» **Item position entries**
===============
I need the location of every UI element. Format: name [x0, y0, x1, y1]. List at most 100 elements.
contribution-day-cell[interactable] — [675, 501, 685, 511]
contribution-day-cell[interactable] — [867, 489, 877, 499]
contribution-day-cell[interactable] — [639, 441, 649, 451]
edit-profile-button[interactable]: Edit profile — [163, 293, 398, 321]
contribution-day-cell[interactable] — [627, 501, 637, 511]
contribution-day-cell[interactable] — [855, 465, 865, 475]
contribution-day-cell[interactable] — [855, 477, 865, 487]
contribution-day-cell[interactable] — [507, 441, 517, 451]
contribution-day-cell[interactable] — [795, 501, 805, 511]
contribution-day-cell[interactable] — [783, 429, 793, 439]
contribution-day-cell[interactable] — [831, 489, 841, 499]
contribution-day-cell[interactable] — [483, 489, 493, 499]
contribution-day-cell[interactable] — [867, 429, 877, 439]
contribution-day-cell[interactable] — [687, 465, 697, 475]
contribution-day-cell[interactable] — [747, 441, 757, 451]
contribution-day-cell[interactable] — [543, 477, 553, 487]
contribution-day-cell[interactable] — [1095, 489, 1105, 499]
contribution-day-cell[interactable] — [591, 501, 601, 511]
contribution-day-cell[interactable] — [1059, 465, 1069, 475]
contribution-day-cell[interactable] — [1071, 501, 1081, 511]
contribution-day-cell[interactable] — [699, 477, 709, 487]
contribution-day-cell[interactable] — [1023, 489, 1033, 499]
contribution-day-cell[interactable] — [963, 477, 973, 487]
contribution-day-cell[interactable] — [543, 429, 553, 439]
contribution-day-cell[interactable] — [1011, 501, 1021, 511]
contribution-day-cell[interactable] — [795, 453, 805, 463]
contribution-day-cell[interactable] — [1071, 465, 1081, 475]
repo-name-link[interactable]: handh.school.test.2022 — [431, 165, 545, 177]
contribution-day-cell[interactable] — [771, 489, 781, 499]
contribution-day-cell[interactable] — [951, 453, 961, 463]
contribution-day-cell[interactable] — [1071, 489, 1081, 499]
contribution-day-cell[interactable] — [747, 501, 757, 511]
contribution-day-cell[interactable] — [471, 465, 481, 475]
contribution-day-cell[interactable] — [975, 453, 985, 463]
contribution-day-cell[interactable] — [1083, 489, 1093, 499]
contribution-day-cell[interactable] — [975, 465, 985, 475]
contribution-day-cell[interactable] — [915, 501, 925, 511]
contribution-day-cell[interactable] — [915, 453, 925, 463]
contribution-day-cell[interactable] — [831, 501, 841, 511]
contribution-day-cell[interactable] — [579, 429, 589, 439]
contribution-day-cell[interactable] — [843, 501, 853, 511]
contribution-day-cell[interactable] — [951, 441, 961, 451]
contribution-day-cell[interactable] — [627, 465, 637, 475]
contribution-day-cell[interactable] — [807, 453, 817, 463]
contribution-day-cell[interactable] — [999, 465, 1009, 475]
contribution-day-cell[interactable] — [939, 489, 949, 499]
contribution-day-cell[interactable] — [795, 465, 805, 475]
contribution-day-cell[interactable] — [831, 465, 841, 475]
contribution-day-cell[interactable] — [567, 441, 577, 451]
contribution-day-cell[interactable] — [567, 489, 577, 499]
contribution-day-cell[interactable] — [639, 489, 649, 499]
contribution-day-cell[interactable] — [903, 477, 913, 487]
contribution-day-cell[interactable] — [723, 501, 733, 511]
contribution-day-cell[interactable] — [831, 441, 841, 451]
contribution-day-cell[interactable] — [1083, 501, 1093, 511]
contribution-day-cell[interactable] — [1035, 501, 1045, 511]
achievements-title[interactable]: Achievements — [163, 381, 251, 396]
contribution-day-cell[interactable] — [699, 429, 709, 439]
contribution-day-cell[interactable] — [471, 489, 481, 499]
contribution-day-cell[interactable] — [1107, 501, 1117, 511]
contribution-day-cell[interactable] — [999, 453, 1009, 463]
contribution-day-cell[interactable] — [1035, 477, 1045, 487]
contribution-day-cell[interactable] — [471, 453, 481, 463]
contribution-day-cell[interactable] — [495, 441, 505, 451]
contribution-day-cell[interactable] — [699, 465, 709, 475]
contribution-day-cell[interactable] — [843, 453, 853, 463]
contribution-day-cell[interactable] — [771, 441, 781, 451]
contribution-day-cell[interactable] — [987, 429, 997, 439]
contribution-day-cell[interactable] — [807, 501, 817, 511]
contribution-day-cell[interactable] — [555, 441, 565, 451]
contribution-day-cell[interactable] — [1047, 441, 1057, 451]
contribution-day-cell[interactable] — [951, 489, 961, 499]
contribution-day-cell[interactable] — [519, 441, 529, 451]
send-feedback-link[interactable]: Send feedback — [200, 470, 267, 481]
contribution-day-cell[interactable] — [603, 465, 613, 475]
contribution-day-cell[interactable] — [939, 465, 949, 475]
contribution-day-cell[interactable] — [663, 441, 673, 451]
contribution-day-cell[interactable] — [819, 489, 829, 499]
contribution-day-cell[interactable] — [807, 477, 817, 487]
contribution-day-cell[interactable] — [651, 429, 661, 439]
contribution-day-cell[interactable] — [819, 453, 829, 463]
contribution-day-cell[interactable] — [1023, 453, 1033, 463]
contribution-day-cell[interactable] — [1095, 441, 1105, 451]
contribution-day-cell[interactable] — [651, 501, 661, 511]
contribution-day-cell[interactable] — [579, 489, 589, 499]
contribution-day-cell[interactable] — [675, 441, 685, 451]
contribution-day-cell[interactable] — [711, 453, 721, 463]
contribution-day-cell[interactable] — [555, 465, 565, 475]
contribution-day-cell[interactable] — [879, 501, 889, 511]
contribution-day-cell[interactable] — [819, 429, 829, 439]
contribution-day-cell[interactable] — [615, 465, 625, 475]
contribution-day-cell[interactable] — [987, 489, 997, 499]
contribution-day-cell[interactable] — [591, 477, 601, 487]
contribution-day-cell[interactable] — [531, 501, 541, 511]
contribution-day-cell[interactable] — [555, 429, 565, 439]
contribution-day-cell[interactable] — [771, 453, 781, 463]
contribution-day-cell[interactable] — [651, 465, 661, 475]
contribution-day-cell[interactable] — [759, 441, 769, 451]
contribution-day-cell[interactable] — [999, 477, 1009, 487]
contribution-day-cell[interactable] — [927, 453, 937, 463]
===============
» **STATED TASK**
Transcribe every line of the material above verbatim, keeping each character and the line order unchanged.

» **RESPONSE**
I need the location of every UI element. Format: name [x0, y0, x1, y1]. List at most 100 elements.
contribution-day-cell[interactable] — [675, 501, 685, 511]
contribution-day-cell[interactable] — [867, 489, 877, 499]
contribution-day-cell[interactable] — [639, 441, 649, 451]
edit-profile-button[interactable]: Edit profile — [163, 293, 398, 321]
contribution-day-cell[interactable] — [627, 501, 637, 511]
contribution-day-cell[interactable] — [855, 465, 865, 475]
contribution-day-cell[interactable] — [855, 477, 865, 487]
contribution-day-cell[interactable] — [507, 441, 517, 451]
contribution-day-cell[interactable] — [795, 501, 805, 511]
contribution-day-cell[interactable] — [783, 429, 793, 439]
contribution-day-cell[interactable] — [831, 489, 841, 499]
contribution-day-cell[interactable] — [483, 489, 493, 499]
contribution-day-cell[interactable] — [867, 429, 877, 439]
contribution-day-cell[interactable] — [687, 465, 697, 475]
contribution-day-cell[interactable] — [747, 441, 757, 451]
contribution-day-cell[interactable] — [543, 477, 553, 487]
contribution-day-cell[interactable] — [1095, 489, 1105, 499]
contribution-day-cell[interactable] — [591, 501, 601, 511]
contribution-day-cell[interactable] — [1059, 465, 1069, 475]
contribution-day-cell[interactable] — [1071, 501, 1081, 511]
contribution-day-cell[interactable] — [699, 477, 709, 487]
contribution-day-cell[interactable] — [1023, 489, 1033, 499]
contribution-day-cell[interactable] — [963, 477, 973, 487]
contribution-day-cell[interactable] — [543, 429, 553, 439]
contribution-day-cell[interactable] — [1011, 501, 1021, 511]
contribution-day-cell[interactable] — [795, 453, 805, 463]
contribution-day-cell[interactable] — [1071, 465, 1081, 475]
repo-name-link[interactable]: handh.school.test.2022 — [431, 165, 545, 177]
contribution-day-cell[interactable] — [771, 489, 781, 499]
contribution-day-cell[interactable] — [951, 453, 961, 463]
contribution-day-cell[interactable] — [1071, 489, 1081, 499]
contribution-day-cell[interactable] — [747, 501, 757, 511]
contribution-day-cell[interactable] — [471, 465, 481, 475]
contribution-day-cell[interactable] — [975, 453, 985, 463]
contribution-day-cell[interactable] — [1083, 489, 1093, 499]
contribution-day-cell[interactable] — [975, 465, 985, 475]
contribution-day-cell[interactable] — [915, 501, 925, 511]
contribution-day-cell[interactable] — [915, 453, 925, 463]
contribution-day-cell[interactable] — [831, 501, 841, 511]
contribution-day-cell[interactable] — [579, 429, 589, 439]
contribution-day-cell[interactable] — [843, 501, 853, 511]
contribution-day-cell[interactable] — [951, 441, 961, 451]
contribution-day-cell[interactable] — [627, 465, 637, 475]
contribution-day-cell[interactable] — [807, 453, 817, 463]
contribution-day-cell[interactable] — [999, 465, 1009, 475]
contribution-day-cell[interactable] — [939, 489, 949, 499]
contribution-day-cell[interactable] — [795, 465, 805, 475]
contribution-day-cell[interactable] — [831, 465, 841, 475]
contribution-day-cell[interactable] — [567, 441, 577, 451]
contribution-day-cell[interactable] — [567, 489, 577, 499]
contribution-day-cell[interactable] — [639, 489, 649, 499]
contribution-day-cell[interactable] — [903, 477, 913, 487]
contribution-day-cell[interactable] — [723, 501, 733, 511]
contribution-day-cell[interactable] — [831, 441, 841, 451]
contribution-day-cell[interactable] — [1083, 501, 1093, 511]
contribution-day-cell[interactable] — [1035, 501, 1045, 511]
achievements-title[interactable]: Achievements — [163, 381, 251, 396]
contribution-day-cell[interactable] — [699, 429, 709, 439]
contribution-day-cell[interactable] — [471, 489, 481, 499]
contribution-day-cell[interactable] — [1107, 501, 1117, 511]
contribution-day-cell[interactable] — [999, 453, 1009, 463]
contribution-day-cell[interactable] — [1035, 477, 1045, 487]
contribution-day-cell[interactable] — [471, 453, 481, 463]
contribution-day-cell[interactable] — [495, 441, 505, 451]
contribution-day-cell[interactable] — [699, 465, 709, 475]
contribution-day-cell[interactable] — [843, 453, 853, 463]
contribution-day-cell[interactable] — [771, 441, 781, 451]
contribution-day-cell[interactable] — [987, 429, 997, 439]
contribution-day-cell[interactable] — [807, 501, 817, 511]
contribution-day-cell[interactable] — [555, 441, 565, 451]
contribution-day-cell[interactable] — [1047, 441, 1057, 451]
contribution-day-cell[interactable] — [951, 489, 961, 499]
contribution-day-cell[interactable] — [519, 441, 529, 451]
send-feedback-link[interactable]: Send feedback — [200, 470, 267, 481]
contribution-day-cell[interactable] — [603, 465, 613, 475]
contribution-day-cell[interactable] — [939, 465, 949, 475]
contribution-day-cell[interactable] — [663, 441, 673, 451]
contribution-day-cell[interactable] — [819, 489, 829, 499]
contribution-day-cell[interactable] — [807, 477, 817, 487]
contribution-day-cell[interactable] — [651, 429, 661, 439]
contribution-day-cell[interactable] — [819, 453, 829, 463]
contribution-day-cell[interactable] — [1023, 453, 1033, 463]
contribution-day-cell[interactable] — [1095, 441, 1105, 451]
contribution-day-cell[interactable] — [651, 501, 661, 511]
contribution-day-cell[interactable] — [579, 489, 589, 499]
contribution-day-cell[interactable] — [675, 441, 685, 451]
contribution-day-cell[interactable] — [711, 453, 721, 463]
contribution-day-cell[interactable] — [555, 465, 565, 475]
contribution-day-cell[interactable] — [879, 501, 889, 511]
contribution-day-cell[interactable] — [819, 429, 829, 439]
contribution-day-cell[interactable] — [615, 465, 625, 475]
contribution-day-cell[interactable] — [987, 489, 997, 499]
contribution-day-cell[interactable] — [591, 477, 601, 487]
contribution-day-cell[interactable] — [531, 501, 541, 511]
contribution-day-cell[interactable] — [555, 429, 565, 439]
contribution-day-cell[interactable] — [771, 453, 781, 463]
contribution-day-cell[interactable] — [651, 465, 661, 475]
contribution-day-cell[interactable] — [759, 441, 769, 451]
contribution-day-cell[interactable] — [999, 477, 1009, 487]
contribution-day-cell[interactable] — [927, 453, 937, 463]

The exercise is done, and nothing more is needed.